>> begin Material for the task

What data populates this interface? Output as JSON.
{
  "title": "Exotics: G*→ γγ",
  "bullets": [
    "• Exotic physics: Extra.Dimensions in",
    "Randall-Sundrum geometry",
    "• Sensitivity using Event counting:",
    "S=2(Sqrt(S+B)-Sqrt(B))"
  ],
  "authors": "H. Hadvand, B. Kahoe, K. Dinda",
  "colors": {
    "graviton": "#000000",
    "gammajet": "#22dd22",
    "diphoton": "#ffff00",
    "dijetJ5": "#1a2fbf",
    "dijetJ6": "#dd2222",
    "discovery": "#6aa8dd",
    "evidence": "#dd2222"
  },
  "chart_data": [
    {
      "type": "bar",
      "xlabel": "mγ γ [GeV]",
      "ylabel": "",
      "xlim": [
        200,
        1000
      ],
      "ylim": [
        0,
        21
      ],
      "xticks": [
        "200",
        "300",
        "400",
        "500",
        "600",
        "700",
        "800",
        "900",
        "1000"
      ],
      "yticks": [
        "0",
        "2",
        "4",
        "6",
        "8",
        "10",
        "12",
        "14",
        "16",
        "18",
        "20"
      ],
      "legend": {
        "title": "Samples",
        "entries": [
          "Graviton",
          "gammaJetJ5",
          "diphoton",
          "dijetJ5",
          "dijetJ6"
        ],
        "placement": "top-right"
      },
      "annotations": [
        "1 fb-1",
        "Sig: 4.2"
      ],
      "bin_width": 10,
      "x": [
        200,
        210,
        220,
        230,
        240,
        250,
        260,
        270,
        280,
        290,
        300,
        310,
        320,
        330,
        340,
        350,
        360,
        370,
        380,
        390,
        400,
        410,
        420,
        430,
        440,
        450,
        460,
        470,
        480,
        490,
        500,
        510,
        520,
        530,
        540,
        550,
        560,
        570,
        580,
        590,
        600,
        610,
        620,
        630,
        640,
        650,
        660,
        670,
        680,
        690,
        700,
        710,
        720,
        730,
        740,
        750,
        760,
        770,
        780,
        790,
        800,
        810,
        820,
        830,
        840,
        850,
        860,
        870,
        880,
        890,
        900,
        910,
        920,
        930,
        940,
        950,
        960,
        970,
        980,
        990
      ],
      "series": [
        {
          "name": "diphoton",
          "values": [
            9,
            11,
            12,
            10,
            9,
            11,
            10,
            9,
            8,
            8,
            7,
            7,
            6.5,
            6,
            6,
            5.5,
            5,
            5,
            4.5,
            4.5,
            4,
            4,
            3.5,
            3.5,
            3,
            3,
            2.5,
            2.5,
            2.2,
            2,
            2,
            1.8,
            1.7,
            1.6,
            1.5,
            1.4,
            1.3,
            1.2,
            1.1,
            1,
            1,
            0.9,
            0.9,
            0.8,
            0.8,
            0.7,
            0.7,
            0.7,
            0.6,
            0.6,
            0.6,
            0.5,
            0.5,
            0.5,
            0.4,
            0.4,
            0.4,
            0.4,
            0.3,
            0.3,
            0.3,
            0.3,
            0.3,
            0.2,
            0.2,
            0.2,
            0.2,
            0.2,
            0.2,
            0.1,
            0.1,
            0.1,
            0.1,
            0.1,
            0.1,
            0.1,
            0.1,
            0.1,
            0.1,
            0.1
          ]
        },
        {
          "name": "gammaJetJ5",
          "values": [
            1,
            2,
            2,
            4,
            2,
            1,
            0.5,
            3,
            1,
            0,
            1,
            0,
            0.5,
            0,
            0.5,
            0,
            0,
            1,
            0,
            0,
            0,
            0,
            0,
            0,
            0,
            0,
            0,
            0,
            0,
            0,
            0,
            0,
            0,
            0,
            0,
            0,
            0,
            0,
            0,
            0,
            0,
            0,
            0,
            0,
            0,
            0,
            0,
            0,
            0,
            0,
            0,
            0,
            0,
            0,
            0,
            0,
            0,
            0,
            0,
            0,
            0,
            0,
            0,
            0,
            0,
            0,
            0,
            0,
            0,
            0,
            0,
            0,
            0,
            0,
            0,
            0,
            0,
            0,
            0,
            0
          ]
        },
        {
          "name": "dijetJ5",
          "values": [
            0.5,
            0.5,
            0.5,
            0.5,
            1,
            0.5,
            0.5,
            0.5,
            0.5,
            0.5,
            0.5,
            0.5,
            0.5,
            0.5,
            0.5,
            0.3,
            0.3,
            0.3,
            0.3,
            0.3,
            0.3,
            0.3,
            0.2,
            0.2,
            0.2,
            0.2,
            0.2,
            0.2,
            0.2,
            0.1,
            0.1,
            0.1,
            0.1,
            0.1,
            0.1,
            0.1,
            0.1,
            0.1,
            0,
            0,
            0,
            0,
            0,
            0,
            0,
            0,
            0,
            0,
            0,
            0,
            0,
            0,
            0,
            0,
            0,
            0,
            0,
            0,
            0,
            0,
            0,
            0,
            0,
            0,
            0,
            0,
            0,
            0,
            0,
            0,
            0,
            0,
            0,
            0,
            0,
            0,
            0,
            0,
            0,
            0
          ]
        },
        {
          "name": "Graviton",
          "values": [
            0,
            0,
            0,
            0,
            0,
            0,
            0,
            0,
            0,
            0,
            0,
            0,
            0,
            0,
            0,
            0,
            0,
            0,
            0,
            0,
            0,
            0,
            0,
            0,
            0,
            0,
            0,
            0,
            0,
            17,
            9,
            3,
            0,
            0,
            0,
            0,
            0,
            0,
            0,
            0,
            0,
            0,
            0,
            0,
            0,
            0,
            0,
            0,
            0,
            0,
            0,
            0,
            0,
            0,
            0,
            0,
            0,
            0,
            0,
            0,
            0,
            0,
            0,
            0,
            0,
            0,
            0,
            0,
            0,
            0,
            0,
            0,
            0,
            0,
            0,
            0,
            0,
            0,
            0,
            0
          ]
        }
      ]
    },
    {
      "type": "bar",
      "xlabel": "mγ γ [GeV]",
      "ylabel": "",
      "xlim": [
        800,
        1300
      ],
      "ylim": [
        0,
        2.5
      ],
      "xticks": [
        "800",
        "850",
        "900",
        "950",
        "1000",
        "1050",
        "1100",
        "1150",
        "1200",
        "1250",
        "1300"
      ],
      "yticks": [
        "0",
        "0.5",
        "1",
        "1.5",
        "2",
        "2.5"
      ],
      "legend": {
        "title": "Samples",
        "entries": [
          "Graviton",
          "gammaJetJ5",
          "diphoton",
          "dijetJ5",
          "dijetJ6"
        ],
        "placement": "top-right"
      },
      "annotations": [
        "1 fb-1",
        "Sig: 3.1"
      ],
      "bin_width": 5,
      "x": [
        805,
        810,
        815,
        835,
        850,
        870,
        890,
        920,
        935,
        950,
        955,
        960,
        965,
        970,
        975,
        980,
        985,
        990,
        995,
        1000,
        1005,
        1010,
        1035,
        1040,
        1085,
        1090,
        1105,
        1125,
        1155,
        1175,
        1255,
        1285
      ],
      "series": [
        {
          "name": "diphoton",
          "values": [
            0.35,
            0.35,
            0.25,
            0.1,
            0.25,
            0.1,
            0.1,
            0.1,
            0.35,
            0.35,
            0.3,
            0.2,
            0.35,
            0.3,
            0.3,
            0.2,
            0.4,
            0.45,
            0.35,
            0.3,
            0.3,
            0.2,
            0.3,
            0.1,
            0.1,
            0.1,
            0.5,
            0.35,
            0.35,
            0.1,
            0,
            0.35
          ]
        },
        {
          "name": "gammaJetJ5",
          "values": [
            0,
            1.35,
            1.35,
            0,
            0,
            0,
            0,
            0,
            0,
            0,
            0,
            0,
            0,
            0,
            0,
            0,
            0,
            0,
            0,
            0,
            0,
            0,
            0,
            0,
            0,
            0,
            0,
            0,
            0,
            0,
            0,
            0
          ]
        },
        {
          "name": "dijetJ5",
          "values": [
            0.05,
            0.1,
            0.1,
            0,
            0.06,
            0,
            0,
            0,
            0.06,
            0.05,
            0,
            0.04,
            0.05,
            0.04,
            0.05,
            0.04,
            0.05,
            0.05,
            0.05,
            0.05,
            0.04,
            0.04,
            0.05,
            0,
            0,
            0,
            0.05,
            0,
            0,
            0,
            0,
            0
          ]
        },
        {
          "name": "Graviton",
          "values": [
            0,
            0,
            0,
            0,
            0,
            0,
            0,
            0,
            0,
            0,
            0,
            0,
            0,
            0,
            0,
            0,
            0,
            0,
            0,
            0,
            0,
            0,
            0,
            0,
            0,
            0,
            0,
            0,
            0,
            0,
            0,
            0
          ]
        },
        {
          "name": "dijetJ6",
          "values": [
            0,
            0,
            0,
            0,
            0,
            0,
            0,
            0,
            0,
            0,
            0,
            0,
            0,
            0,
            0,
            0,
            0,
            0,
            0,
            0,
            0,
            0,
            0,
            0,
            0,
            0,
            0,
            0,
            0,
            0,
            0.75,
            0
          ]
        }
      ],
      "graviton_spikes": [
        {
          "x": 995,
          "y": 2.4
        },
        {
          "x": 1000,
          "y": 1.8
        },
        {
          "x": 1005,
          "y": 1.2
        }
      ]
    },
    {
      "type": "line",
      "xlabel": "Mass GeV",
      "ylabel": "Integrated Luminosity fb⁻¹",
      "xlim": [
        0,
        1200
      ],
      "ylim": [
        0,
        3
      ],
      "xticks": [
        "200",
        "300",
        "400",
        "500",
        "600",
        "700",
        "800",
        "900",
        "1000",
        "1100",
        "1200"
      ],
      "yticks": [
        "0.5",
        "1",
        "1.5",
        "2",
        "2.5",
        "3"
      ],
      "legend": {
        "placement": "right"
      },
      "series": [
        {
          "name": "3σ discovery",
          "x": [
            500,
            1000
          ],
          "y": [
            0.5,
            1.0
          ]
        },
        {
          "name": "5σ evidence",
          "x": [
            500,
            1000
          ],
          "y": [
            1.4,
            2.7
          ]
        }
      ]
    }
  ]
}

>> end Material for the task

▸ What the task asks: Look above for lines with the word "discovery" and copy them all.

▸ Exercise answer:
    "discovery": "#6aa8dd",
          "name": "3σ discovery",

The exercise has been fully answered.